**GOAL**
Exactly reproduce each entry, leaving out nothing.

[Source data]
───

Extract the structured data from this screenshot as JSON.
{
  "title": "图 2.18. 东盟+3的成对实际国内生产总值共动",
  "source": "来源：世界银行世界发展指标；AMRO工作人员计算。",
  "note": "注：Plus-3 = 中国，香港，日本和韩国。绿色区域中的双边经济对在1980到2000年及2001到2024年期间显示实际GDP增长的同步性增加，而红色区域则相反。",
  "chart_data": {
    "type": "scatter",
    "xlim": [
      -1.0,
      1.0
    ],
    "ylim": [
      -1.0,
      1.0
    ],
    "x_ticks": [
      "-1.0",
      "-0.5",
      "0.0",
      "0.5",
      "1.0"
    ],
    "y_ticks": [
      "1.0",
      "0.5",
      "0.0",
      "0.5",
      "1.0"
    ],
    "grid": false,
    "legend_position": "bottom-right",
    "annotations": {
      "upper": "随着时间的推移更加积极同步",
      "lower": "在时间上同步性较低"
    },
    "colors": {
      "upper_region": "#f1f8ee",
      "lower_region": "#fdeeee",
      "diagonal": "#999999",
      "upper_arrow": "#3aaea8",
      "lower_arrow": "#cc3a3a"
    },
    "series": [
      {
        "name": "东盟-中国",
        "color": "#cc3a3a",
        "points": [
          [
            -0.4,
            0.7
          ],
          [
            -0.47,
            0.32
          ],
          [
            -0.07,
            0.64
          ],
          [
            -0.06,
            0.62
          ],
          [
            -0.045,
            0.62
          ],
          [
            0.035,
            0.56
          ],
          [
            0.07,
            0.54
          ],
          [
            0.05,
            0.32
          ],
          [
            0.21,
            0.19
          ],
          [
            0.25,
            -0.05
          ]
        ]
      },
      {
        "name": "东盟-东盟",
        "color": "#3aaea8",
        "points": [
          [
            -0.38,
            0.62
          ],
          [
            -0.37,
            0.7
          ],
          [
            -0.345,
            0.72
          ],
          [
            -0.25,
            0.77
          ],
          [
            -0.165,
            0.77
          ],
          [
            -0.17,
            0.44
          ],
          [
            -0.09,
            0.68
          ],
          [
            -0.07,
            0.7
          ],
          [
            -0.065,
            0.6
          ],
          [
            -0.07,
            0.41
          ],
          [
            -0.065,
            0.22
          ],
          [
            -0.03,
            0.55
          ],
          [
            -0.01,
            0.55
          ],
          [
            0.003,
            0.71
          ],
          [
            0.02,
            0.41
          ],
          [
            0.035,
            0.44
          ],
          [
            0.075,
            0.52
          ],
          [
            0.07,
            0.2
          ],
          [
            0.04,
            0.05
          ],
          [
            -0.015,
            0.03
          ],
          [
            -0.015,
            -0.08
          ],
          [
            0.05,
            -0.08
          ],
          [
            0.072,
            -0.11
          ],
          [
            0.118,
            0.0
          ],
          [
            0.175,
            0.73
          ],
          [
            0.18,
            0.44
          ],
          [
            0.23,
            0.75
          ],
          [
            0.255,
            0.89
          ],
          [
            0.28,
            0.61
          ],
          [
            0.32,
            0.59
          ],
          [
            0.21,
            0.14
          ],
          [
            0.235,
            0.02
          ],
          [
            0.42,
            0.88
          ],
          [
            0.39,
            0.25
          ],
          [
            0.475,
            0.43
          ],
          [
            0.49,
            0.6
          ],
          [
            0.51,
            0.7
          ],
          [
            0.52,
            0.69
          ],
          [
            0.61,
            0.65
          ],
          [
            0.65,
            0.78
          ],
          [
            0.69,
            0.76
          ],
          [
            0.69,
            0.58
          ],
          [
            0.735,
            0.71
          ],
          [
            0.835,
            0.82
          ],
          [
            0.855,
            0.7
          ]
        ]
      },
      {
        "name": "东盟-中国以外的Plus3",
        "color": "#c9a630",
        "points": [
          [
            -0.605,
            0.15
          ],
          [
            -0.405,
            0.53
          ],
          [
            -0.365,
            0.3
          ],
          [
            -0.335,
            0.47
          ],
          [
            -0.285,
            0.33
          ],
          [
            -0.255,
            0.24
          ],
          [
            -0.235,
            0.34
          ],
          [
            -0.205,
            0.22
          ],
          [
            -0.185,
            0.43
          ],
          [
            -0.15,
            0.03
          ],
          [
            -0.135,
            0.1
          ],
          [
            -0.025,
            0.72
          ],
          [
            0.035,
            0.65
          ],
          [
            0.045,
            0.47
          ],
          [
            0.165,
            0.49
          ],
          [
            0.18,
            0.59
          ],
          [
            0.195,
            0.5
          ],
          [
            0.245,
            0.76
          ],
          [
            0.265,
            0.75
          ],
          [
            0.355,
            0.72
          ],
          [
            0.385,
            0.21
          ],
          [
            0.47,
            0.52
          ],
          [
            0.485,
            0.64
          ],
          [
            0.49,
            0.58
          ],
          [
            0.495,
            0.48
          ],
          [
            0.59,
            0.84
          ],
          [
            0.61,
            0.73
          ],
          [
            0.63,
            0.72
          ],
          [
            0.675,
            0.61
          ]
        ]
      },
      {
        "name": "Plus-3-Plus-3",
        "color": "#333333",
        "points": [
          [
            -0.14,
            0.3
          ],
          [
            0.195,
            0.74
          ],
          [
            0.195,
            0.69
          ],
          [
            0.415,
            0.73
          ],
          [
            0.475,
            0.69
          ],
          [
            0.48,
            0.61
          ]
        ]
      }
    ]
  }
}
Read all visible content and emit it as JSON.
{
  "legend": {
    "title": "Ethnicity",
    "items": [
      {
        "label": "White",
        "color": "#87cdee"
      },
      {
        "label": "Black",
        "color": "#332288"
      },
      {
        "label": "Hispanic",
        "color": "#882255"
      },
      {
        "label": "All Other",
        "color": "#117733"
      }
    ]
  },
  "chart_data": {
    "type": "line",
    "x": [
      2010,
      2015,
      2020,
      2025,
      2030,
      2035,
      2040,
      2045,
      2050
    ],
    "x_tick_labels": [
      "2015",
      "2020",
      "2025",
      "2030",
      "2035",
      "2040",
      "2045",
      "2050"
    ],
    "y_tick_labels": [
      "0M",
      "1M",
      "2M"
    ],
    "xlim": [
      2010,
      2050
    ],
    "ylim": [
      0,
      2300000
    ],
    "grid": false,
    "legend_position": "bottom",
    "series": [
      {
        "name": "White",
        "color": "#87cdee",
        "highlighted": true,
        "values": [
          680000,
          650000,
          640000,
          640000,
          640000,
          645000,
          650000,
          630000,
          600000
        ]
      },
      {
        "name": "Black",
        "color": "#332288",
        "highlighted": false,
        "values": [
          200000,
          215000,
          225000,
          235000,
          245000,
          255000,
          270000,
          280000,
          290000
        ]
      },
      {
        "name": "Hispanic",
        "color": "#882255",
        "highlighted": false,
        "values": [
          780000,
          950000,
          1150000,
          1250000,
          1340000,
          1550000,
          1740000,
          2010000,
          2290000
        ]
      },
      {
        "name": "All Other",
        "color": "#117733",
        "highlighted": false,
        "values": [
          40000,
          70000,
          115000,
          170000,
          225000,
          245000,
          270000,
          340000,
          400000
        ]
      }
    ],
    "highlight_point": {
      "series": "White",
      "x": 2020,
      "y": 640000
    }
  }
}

───

**TASK RESPONSE**
Extract the structured data from this screenshot as JSON.
{
  "title": "图 2.18. 东盟+3的成对实际国内生产总值共动",
  "source": "来源：世界银行世界发展指标；AMRO工作人员计算。",
  "note": "注：Plus-3 = 中国，香港，日本和韩国。绿色区域中的双边经济对在1980到2000年及2001到2024年期间显示实际GDP增长的同步性增加，而红色区域则相反。",
  "chart_data": {
    "type": "scatter",
    "xlim": [
      -1.0,
      1.0
    ],
    "ylim": [
      -1.0,
      1.0
    ],
    "x_ticks": [
      "-1.0",
      "-0.5",
      "0.0",
      "0.5",
      "1.0"
    ],
    "y_ticks": [
      "1.0",
      "0.5",
      "0.0",
      "0.5",
      "1.0"
    ],
    "grid": false,
    "legend_position": "bottom-right",
    "annotations": {
      "upper": "随着时间的推移更加积极同步",
      "lower": "在时间上同步性较低"
    },
    "colors": {
      "upper_region": "#f1f8ee",
      "lower_region": "#fdeeee",
      "diagonal": "#999999",
      "upper_arrow": "#3aaea8",
      "lower_arrow": "#cc3a3a"
    },
    "series": [
      {
        "name": "东盟-中国",
        "color": "#cc3a3a",
        "points": [
          [
            -0.4,
            0.7
          ],
          [
            -0.47,
            0.32
          ],
          [
            -0.07,
            0.64
          ],
          [
            -0.06,
            0.62
          ],
          [
            -0.045,
            0.62
          ],
          [
            0.035,
            0.56
          ],
          [
            0.07,
            0.54
          ],
          [
            0.05,
            0.32
          ],
          [
            0.21,
            0.19
          ],
          [
            0.25,
            -0.05
          ]
        ]
      },
      {
        "name": "东盟-东盟",
        "color": "#3aaea8",
        "points": [
          [
            -0.38,
            0.62
          ],
          [
            -0.37,
            0.7
          ],
          [
            -0.345,
            0.72
          ],
          [
            -0.25,
            0.77
          ],
          [
            -0.165,
            0.77
          ],
          [
            -0.17,
            0.44
          ],
          [
            -0.09,
            0.68
          ],
          [
            -0.07,
            0.7
          ],
          [
            -0.065,
            0.6
          ],
          [
            -0.07,
            0.41
          ],
          [
            -0.065,
            0.22
          ],
          [
            -0.03,
            0.55
          ],
          [
            -0.01,
            0.55
          ],
          [
            0.003,
            0.71
          ],
          [
            0.02,
            0.41
          ],
          [
            0.035,
            0.44
          ],
          [
            0.075,
            0.52
          ],
          [
            0.07,
            0.2
          ],
          [
            0.04,
            0.05
          ],
          [
            -0.015,
            0.03
          ],
          [
            -0.015,
            -0.08
          ],
          [
            0.05,
            -0.08
          ],
          [
            0.072,
            -0.11
          ],
          [
            0.118,
            0.0
          ],
          [
            0.175,
            0.73
          ],
          [
            0.18,
            0.44
          ],
          [
            0.23,
            0.75
          ],
          [
            0.255,
            0.89
          ],
          [
            0.28,
            0.61
          ],
          [
            0.32,
            0.59
          ],
          [
            0.21,
            0.14
          ],
          [
            0.235,
            0.02
          ],
          [
            0.42,
            0.88
          ],
          [
            0.39,
            0.25
          ],
          [
            0.475,
            0.43
          ],
          [
            0.49,
            0.6
          ],
          [
            0.51,
            0.7
          ],
          [
            0.52,
            0.69
          ],
          [
            0.61,
            0.65
          ],
          [
            0.65,
            0.78
          ],
          [
            0.69,
            0.76
          ],
          [
            0.69,
            0.58
          ],
          [
            0.735,
            0.71
          ],
          [
            0.835,
            0.82
          ],
          [
            0.855,
            0.7
          ]
        ]
      },
      {
        "name": "东盟-中国以外的Plus3",
        "color": "#c9a630",
        "points": [
          [
            -0.605,
            0.15
          ],
          [
            -0.405,
            0.53
          ],
          [
            -0.365,
            0.3
          ],
          [
            -0.335,
            0.47
          ],
          [
            -0.285,
            0.33
          ],
          [
            -0.255,
            0.24
          ],
          [
            -0.235,
            0.34
          ],
          [
            -0.205,
            0.22
          ],
          [
            -0.185,
            0.43
          ],
          [
            -0.15,
            0.03
          ],
          [
            -0.135,
            0.1
          ],
          [
            -0.025,
            0.72
          ],
          [
            0.035,
            0.65
          ],
          [
            0.045,
            0.47
          ],
          [
            0.165,
            0.49
          ],
          [
            0.18,
            0.59
          ],
          [
            0.195,
            0.5
          ],
          [
            0.245,
            0.76
          ],
          [
            0.265,
            0.75
          ],
          [
            0.355,
            0.72
          ],
          [
            0.385,
            0.21
          ],
          [
            0.47,
            0.52
          ],
          [
            0.485,
            0.64
          ],
          [
            0.49,
            0.58
          ],
          [
            0.495,
            0.48
          ],
          [
            0.59,
            0.84
          ],
          [
            0.61,
            0.73
          ],
          [
            0.63,
            0.72
          ],
          [
            0.675,
            0.61
          ]
        ]
      },
      {
        "name": "Plus-3-Plus-3",
        "color": "#333333",
        "points": [
          [
            -0.14,
            0.3
          ],
          [
            0.195,
            0.74
          ],
          [
            0.195,
            0.69
          ],
          [
            0.415,
            0.73
          ],
          [
            0.475,
            0.69
          ],
          [
            0.48,
            0.61
          ]
        ]
      }
    ]
  }
}
Read all visible content and emit it as JSON.
{
  "legend": {
    "title": "Ethnicity",
    "items": [
      {
        "label": "White",
        "color": "#87cdee"
      },
      {
        "label": "Black",
        "color": "#332288"
      },
      {
        "label": "Hispanic",
        "color": "#882255"
      },
      {
        "label": "All Other",
        "color": "#117733"
      }
    ]
  },
  "chart_data": {
    "type": "line",
    "x": [
      2010,
      2015,
      2020,
      2025,
      2030,
      2035,
      2040,
      2045,
      2050
    ],
    "x_tick_labels": [
      "2015",
      "2020",
      "2025",
      "2030",
      "2035",
      "2040",
      "2045",
      "2050"
    ],
    "y_tick_labels": [
      "0M",
      "1M",
      "2M"
    ],
    "xlim": [
      2010,
      2050
    ],
    "ylim": [
      0,
      2300000
    ],
    "grid": false,
    "legend_position": "bottom",
    "series": [
      {
        "name": "White",
        "color": "#87cdee",
        "highlighted": true,
        "values": [
          680000,
          650000,
          640000,
          640000,
          640000,
          645000,
          650000,
          630000,
          600000
        ]
      },
      {
        "name": "Black",
        "color": "#332288",
        "highlighted": false,
        "values": [
          200000,
          215000,
          225000,
          235000,
          245000,
          255000,
          270000,
          280000,
          290000
        ]
      },
      {
        "name": "Hispanic",
        "color": "#882255",
        "highlighted": false,
        "values": [
          780000,
          950000,
          1150000,
          1250000,
          1340000,
          1550000,
          1740000,
          2010000,
          2290000
        ]
      },
      {
        "name": "All Other",
        "color": "#117733",
        "highlighted": false,
        "values": [
          40000,
          70000,
          115000,
          170000,
          225000,
          245000,
          270000,
          340000,
          400000
        ]
      }
    ],
    "highlight_point": {
      "series": "White",
      "x": 2020,
      "y": 640000
    }
  }
}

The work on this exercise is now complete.